Dataset listings of figures:
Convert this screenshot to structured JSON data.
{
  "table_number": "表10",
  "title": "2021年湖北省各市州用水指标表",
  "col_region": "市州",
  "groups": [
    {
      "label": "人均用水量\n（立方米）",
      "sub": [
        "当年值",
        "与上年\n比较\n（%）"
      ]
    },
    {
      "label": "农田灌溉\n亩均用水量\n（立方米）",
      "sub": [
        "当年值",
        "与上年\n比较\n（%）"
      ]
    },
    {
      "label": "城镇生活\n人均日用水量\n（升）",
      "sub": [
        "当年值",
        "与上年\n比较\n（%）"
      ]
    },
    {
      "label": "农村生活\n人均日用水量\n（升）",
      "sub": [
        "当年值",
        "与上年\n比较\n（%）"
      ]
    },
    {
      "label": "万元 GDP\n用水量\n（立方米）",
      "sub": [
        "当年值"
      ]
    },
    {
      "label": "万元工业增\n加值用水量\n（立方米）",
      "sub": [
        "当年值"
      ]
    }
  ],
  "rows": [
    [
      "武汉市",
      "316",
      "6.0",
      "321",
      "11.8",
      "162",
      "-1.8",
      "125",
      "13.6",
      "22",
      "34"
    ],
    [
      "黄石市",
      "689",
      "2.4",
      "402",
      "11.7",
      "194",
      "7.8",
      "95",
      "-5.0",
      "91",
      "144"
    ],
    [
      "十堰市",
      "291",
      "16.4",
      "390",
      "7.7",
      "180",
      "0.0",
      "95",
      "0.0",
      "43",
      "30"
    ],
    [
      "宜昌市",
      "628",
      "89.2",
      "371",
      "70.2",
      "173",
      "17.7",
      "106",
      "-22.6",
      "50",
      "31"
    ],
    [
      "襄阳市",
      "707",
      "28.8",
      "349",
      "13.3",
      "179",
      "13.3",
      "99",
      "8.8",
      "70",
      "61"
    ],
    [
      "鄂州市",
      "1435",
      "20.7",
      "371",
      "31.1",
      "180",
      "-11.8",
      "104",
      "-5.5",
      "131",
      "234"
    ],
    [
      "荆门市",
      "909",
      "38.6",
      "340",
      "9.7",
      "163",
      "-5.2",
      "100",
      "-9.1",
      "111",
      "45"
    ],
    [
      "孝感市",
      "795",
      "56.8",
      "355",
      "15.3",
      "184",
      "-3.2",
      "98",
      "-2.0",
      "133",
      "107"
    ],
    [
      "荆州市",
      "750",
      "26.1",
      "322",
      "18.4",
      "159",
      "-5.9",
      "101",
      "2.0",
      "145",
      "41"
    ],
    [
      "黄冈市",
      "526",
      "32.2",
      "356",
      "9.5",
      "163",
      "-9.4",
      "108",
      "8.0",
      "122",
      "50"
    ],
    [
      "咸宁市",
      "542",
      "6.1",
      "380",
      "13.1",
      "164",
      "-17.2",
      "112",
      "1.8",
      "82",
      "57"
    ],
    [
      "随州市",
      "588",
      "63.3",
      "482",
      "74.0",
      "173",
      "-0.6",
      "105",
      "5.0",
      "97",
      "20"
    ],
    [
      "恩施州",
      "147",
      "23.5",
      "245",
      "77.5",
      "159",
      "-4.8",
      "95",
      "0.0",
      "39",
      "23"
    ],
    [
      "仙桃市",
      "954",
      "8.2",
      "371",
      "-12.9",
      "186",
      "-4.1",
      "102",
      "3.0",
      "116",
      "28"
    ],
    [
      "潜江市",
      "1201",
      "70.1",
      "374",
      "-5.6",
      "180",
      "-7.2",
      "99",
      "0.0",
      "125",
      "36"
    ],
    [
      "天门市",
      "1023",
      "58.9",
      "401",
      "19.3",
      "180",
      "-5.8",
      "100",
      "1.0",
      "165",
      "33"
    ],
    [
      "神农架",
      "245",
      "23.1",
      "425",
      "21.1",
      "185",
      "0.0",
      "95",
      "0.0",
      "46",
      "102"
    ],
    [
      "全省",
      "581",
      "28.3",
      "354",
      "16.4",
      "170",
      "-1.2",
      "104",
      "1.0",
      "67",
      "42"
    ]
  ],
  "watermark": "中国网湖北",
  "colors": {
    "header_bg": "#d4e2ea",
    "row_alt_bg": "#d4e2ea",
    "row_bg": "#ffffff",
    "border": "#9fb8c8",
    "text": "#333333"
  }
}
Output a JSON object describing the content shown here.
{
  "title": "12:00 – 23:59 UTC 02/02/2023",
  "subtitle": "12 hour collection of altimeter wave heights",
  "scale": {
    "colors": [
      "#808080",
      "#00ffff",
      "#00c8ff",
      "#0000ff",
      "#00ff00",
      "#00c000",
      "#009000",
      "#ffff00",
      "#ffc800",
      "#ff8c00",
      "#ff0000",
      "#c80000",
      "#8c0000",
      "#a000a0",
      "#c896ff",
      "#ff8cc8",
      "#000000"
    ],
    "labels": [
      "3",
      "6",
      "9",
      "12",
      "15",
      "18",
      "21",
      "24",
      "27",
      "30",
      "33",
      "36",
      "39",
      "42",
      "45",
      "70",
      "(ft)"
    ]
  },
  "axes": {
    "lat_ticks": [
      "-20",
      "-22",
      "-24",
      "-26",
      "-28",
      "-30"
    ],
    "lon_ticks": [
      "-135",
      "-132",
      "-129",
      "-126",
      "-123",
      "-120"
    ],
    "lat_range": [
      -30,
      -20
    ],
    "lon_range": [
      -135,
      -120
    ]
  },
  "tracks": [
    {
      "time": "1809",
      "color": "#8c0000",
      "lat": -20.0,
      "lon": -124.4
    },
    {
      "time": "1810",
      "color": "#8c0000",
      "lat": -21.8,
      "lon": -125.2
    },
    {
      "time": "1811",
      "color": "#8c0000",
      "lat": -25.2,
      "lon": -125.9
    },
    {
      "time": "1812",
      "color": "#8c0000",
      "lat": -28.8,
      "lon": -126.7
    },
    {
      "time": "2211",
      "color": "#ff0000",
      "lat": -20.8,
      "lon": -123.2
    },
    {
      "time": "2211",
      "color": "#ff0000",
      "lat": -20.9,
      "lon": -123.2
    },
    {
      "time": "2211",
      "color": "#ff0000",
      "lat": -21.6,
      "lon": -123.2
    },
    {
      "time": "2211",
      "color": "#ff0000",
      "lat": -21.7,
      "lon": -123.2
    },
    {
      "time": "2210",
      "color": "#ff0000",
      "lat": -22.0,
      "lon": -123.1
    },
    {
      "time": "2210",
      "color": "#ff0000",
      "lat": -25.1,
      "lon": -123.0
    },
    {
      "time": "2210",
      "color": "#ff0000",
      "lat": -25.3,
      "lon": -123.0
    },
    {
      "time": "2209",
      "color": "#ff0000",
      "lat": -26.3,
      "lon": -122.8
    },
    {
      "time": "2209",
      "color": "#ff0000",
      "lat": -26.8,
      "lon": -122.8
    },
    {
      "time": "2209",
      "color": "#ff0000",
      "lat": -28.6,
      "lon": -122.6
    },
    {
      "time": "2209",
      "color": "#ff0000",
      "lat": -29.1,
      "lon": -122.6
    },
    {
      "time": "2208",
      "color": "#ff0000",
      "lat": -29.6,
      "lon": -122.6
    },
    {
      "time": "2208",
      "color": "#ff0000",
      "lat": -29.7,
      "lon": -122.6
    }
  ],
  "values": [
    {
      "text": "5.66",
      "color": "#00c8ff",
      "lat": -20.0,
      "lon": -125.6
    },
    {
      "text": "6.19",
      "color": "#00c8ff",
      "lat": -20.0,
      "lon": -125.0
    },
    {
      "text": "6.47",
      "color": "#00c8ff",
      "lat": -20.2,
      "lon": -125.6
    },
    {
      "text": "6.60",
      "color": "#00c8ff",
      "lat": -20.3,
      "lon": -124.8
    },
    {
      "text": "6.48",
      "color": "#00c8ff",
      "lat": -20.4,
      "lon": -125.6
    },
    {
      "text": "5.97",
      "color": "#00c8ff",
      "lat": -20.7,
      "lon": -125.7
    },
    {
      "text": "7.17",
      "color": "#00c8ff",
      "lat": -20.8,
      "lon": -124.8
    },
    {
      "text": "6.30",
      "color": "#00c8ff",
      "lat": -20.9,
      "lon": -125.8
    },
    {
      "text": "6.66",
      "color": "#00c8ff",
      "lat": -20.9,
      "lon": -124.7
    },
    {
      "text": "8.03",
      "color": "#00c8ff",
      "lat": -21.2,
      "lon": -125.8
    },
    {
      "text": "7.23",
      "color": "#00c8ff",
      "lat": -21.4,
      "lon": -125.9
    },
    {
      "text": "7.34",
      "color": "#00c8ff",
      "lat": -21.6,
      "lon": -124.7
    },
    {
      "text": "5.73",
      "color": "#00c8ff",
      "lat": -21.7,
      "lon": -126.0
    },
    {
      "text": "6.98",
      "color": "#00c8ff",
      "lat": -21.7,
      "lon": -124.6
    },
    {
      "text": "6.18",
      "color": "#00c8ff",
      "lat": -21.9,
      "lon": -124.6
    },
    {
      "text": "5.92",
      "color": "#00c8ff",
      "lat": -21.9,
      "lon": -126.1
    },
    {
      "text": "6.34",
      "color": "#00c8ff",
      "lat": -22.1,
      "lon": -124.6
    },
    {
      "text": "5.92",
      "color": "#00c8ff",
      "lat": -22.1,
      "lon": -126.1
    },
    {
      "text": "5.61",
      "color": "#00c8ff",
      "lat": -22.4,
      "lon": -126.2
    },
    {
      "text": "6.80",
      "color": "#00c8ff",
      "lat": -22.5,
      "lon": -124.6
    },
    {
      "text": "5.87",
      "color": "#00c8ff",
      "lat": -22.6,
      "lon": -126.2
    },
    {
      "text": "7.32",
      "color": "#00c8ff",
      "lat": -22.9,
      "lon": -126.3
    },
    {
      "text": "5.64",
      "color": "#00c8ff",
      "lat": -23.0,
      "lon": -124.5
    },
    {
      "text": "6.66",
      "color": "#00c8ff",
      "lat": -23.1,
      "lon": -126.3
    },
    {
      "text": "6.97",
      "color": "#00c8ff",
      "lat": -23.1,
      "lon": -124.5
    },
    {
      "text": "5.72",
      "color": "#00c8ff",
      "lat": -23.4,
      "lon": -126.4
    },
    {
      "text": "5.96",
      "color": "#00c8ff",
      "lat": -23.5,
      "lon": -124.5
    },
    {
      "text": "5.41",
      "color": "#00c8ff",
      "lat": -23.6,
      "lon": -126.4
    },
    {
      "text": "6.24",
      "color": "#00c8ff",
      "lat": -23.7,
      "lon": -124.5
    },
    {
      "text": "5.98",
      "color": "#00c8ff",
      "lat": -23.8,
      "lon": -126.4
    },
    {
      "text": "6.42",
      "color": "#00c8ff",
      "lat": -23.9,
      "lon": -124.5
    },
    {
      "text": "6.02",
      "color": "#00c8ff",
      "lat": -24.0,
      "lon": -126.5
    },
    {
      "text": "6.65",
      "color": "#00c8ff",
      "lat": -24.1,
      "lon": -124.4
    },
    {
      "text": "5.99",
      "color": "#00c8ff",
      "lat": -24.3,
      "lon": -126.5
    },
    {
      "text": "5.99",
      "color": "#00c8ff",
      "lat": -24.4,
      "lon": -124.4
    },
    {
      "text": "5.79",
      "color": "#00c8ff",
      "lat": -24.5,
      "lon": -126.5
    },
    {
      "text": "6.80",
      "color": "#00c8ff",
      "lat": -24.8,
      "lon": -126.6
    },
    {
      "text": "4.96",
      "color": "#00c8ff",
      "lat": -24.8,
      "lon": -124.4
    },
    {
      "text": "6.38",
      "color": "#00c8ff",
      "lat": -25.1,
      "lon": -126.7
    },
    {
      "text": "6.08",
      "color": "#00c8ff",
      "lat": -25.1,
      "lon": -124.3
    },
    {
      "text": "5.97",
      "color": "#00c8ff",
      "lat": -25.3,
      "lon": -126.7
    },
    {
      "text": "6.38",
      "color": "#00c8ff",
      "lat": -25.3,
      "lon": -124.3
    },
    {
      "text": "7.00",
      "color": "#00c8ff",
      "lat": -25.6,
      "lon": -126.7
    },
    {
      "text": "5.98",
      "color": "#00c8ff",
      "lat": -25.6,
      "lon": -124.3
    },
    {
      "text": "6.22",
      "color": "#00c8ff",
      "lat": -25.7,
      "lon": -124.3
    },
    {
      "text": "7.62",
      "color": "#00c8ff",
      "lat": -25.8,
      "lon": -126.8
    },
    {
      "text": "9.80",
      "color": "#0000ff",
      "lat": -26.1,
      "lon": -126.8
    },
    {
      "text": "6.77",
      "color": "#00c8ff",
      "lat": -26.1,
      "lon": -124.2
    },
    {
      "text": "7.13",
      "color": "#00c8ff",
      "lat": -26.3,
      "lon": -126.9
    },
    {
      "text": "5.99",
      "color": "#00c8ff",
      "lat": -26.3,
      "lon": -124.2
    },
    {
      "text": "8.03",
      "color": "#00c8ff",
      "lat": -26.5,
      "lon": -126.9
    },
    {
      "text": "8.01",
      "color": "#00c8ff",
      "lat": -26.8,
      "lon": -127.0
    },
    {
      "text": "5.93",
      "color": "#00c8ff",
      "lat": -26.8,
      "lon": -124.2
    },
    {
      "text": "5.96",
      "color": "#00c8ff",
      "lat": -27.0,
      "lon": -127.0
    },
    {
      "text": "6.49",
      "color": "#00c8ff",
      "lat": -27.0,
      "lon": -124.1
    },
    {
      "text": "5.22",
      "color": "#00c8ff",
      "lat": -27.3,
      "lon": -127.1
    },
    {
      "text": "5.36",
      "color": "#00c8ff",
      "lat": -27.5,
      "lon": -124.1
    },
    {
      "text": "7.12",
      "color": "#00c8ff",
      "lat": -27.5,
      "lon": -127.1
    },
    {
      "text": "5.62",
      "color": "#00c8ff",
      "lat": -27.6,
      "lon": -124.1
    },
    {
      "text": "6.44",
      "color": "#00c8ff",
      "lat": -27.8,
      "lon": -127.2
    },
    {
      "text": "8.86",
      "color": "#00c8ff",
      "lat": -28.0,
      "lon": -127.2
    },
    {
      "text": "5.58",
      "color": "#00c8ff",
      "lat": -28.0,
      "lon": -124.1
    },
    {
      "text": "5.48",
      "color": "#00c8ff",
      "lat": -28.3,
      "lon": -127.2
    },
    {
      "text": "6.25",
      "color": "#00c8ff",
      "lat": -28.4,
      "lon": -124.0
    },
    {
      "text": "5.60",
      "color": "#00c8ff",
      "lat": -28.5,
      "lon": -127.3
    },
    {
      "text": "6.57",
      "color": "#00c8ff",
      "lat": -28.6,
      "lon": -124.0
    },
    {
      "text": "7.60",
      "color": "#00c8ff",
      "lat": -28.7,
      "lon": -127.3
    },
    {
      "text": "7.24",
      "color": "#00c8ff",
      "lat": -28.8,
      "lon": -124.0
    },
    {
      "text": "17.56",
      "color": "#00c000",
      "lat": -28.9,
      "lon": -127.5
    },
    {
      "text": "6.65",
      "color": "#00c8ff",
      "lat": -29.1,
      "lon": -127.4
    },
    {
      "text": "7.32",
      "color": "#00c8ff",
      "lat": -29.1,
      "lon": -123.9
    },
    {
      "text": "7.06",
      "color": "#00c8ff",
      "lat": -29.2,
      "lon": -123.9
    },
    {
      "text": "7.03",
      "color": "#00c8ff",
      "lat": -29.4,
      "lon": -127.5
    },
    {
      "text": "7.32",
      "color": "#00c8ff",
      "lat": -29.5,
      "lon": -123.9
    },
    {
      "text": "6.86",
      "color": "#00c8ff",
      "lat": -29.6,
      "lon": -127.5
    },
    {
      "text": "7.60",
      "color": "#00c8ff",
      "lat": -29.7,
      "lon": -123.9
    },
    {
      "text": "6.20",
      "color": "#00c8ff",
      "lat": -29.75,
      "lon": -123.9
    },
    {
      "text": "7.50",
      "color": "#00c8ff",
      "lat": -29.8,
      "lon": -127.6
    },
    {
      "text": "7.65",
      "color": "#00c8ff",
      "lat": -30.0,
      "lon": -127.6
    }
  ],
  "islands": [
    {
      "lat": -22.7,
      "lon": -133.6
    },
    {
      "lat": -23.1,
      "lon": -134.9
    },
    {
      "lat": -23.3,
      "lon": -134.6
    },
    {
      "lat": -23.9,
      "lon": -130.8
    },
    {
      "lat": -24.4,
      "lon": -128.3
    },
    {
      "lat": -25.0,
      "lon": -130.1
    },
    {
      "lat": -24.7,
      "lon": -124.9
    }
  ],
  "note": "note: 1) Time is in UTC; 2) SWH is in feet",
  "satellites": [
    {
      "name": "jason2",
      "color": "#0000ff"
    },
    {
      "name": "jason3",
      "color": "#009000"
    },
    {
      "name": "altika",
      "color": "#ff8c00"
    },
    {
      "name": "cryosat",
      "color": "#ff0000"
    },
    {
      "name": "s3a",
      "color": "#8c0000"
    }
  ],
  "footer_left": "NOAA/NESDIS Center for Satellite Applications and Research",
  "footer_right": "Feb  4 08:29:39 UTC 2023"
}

OBJECTIVE: Find every line that has "n人均日用水量" in it, then return those lines.

WRITTEN ANSWER:
      "label": "城镇生活\n人均日用水量\n（升）",
      "label": "农村生活\n人均日用水量\n（升）",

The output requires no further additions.